• _Data for processing_
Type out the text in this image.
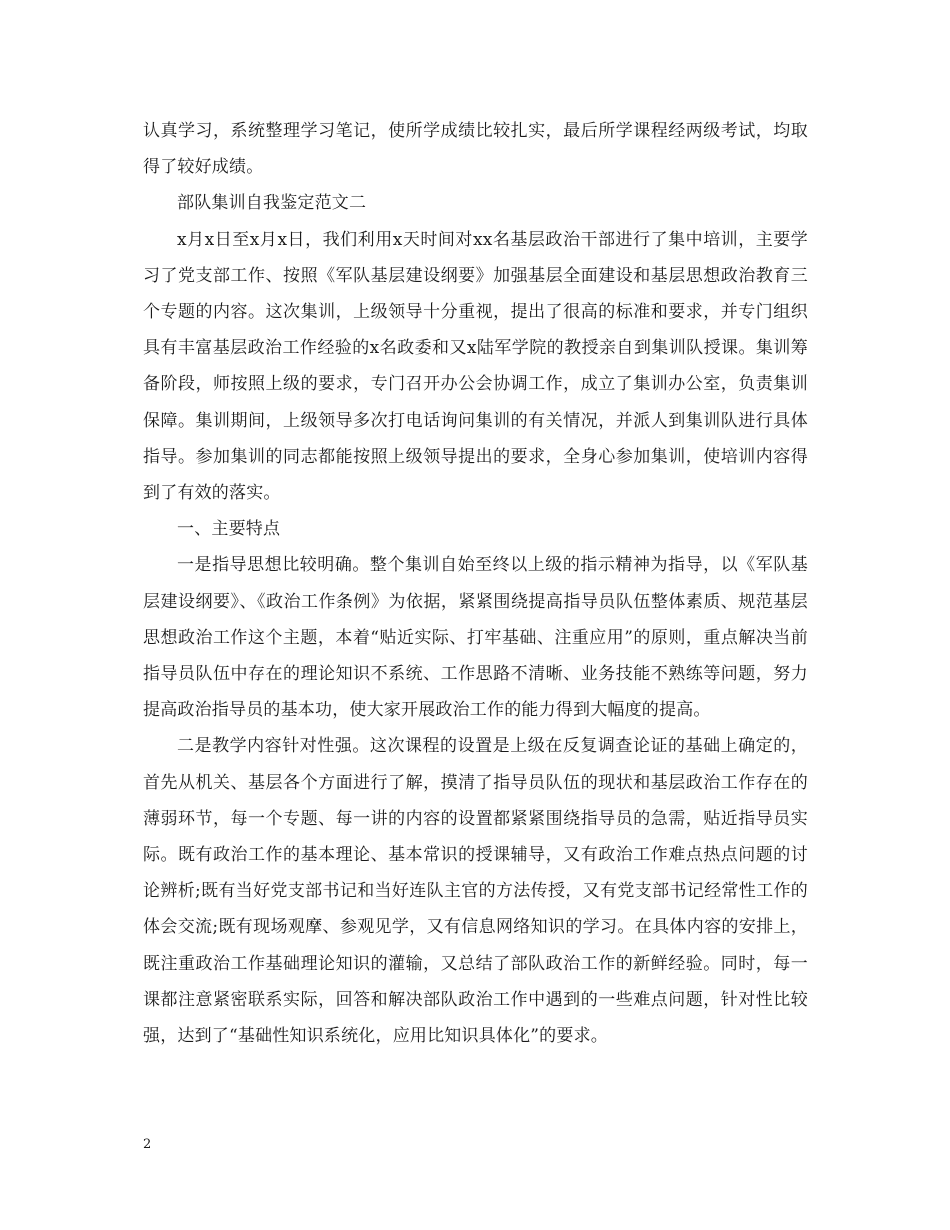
认真学习，系统整理学习笔记，使所学成绩比较扎实，最后所学课程经两级考试，均取得了较好成绩。

部队集训自我鉴定范文二

x月x日至x月x日，我们利用x天时间对xx名基层政治干部进行了集中培训，主要学习了党支部工作、按照《军队基层建设纲要》加强基层全面建设和基层思想政治教育三个专题的内容。这次集训，上级领导十分重视，提出了很高的标准和要求，并专门组织具有丰富基层政治工作经验的x名政委和又x陆军学院的教授亲自到集训队授课。集训筹备阶段，师按照上级的要求，专门召开办公会协调工作，成立了集训办公室，负责集训保障。集训期间，上级领导多次打电话询问集训的有关情况，并派人到集训队进行具体指导。参加集训的同志都能按照上级领导提出的要求，全身心参加集训，使培训内容得到了有效的落实。

一、主要特点

一是指导思想比较明确。整个集训自始至终以上级的指示精神为指导，以《军队基层建设纲要》、《政治工作条例》为依据，紧紧围绕提高指导员队伍整体素质、规范基层思想政治工作这个主题，本着“贴近实际、打牢基础、注重应用”的原则，重点解决当前指导员队伍中存在的理论知识不系统、工作思路不清晰、业务技能不熟练等问题，努力提高政治指导员的基本功，使大家开展政治工作的能力得到大幅度的提高。

二是教学内容针对性强。这次课程的设置是上级在反复调查论证的基础上确定的，首先从机关、基层各个方面进行了解，摸清了指导员队伍的现状和基层政治工作存在的薄弱环节，每一个专题、每一讲的内容的设置都紧紧围绕指导员的急需，贴近指导员实际。既有政治工作的基本理论、基本常识的授课辅导，又有政治工作难点热点问题的讨论辨析;既有当好党支部书记和当好连队主官的方法传授，又有党支部书记经常性工作的体会交流;既有现场观摩、参观见学，又有信息网络知识的学习。在具体内容的安排上，既注重政治工作基础理论知识的灌输，又总结了部队政治工作的新鲜经验。同时，每一课都注意紧密联系实际，回答和解决部队政治工作中遇到的一些难点问题，针对性比较强，达到了“基础性知识系统化，应用比知识具体化”的要求。

2
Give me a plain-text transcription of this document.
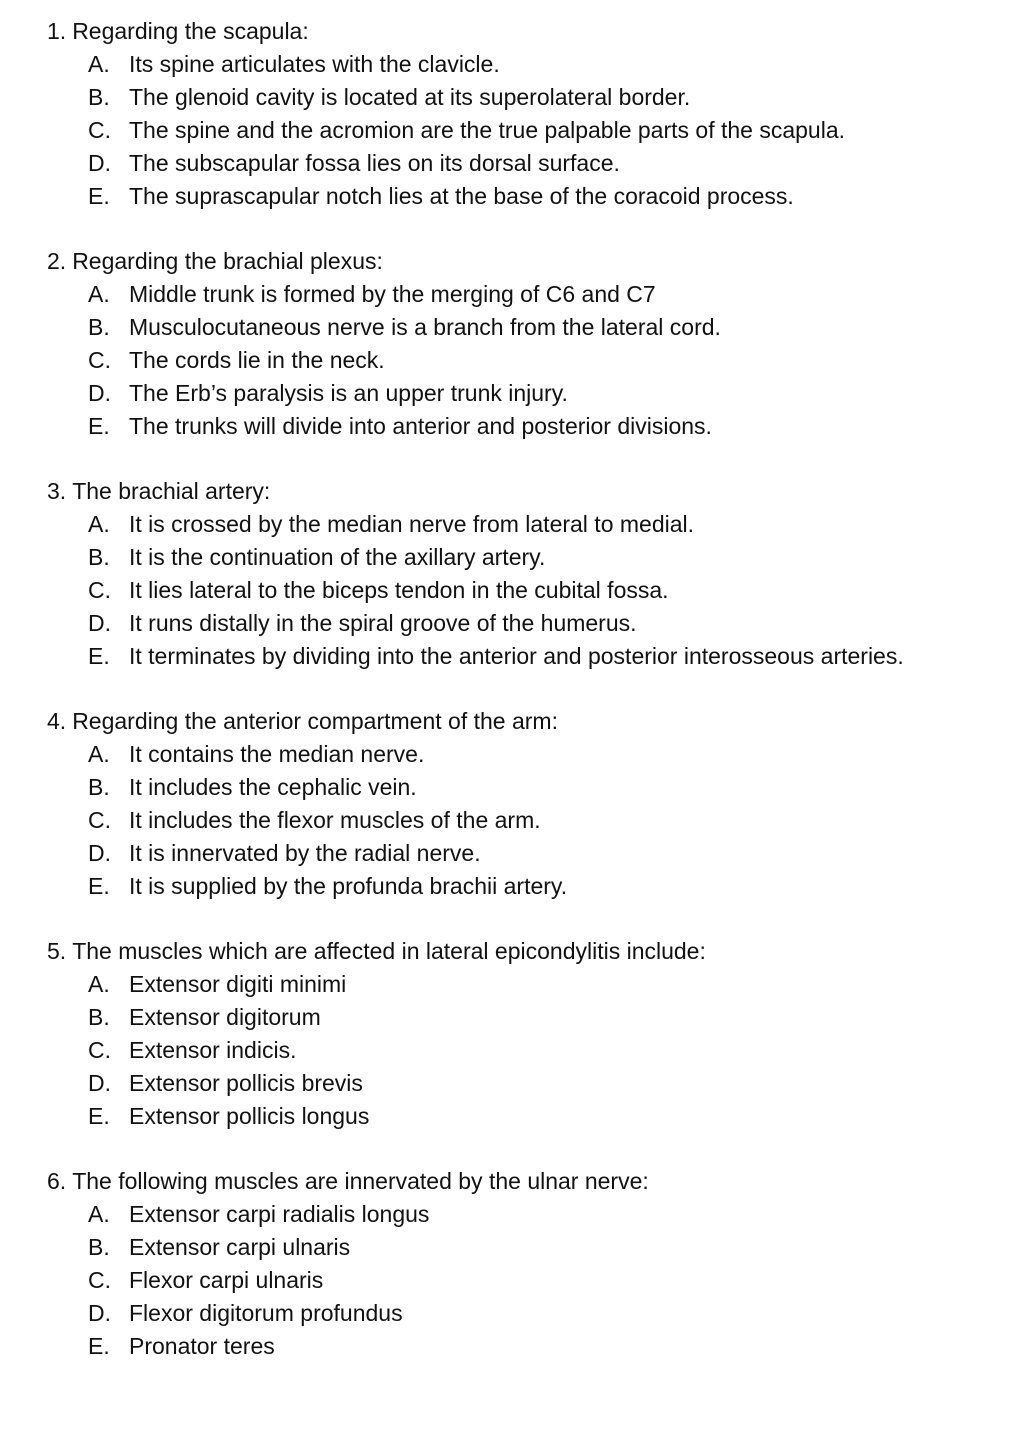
1. Regarding the scapula:
A. Its spine articulates with the clavicle.
B. The glenoid cavity is located at its superolateral border.
C. The spine and the acromion are the true palpable parts of the scapula.
D. The subscapular fossa lies on its dorsal surface.
E. The suprascapular notch lies at the base of the coracoid process.
2. Regarding the brachial plexus:
A. Middle trunk is formed by the merging of C6 and C7
B. Musculocutaneous nerve is a branch from the lateral cord.
C. The cords lie in the neck.
D. The Erb’s paralysis is an upper trunk injury.
E. The trunks will divide into anterior and posterior divisions.
3. The brachial artery:
A. It is crossed by the median nerve from lateral to medial.
B. It is the continuation of the axillary artery.
C. It lies lateral to the biceps tendon in the cubital fossa.
D. It runs distally in the spiral groove of the humerus.
E. It terminates by dividing into the anterior and posterior interosseous arteries.
4. Regarding the anterior compartment of the arm:
A. It contains the median nerve.
B. It includes the cephalic vein.
C. It includes the flexor muscles of the arm.
D. It is innervated by the radial nerve.
E. It is supplied by the profunda brachii artery.
5. The muscles which are affected in lateral epicondylitis include:
A. Extensor digiti minimi
B. Extensor digitorum
C. Extensor indicis.
D. Extensor pollicis brevis
E. Extensor pollicis longus
6. The following muscles are innervated by the ulnar nerve:
A. Extensor carpi radialis longus
B. Extensor carpi ulnaris
C. Flexor carpi ulnaris
D. Flexor digitorum profundus
E. Pronator teres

• _Work to do_
The required output is the lines from the one containing "Give me a plain-text" through the end of the records above, reproduced exactly, with no pictures.

• _Written response_
Give me a plain-text transcription of this document.
1. Regarding the scapula:
A. Its spine articulates with the clavicle.
B. The glenoid cavity is located at its superolateral border.
C. The spine and the acromion are the true palpable parts of the scapula.
D. The subscapular fossa lies on its dorsal surface.
E. The suprascapular notch lies at the base of the coracoid process.
2. Regarding the brachial plexus:
A. Middle trunk is formed by the merging of C6 and C7
B. Musculocutaneous nerve is a branch from the lateral cord.
C. The cords lie in the neck.
D. The Erb’s paralysis is an upper trunk injury.
E. The trunks will divide into anterior and posterior divisions.
3. The brachial artery:
A. It is crossed by the median nerve from lateral to medial.
B. It is the continuation of the axillary artery.
C. It lies lateral to the biceps tendon in the cubital fossa.
D. It runs distally in the spiral groove of the humerus.
E. It terminates by dividing into the anterior and posterior interosseous arteries.
4. Regarding the anterior compartment of the arm:
A. It contains the median nerve.
B. It includes the cephalic vein.
C. It includes the flexor muscles of the arm.
D. It is innervated by the radial nerve.
E. It is supplied by the profunda brachii artery.
5. The muscles which are affected in lateral epicondylitis include:
A. Extensor digiti minimi
B. Extensor digitorum
C. Extensor indicis.
D. Extensor pollicis brevis
E. Extensor pollicis longus
6. The following muscles are innervated by the ulnar nerve:
A. Extensor carpi radialis longus
B. Extensor carpi ulnaris
C. Flexor carpi ulnaris
D. Flexor digitorum profundus
E. Pronator teres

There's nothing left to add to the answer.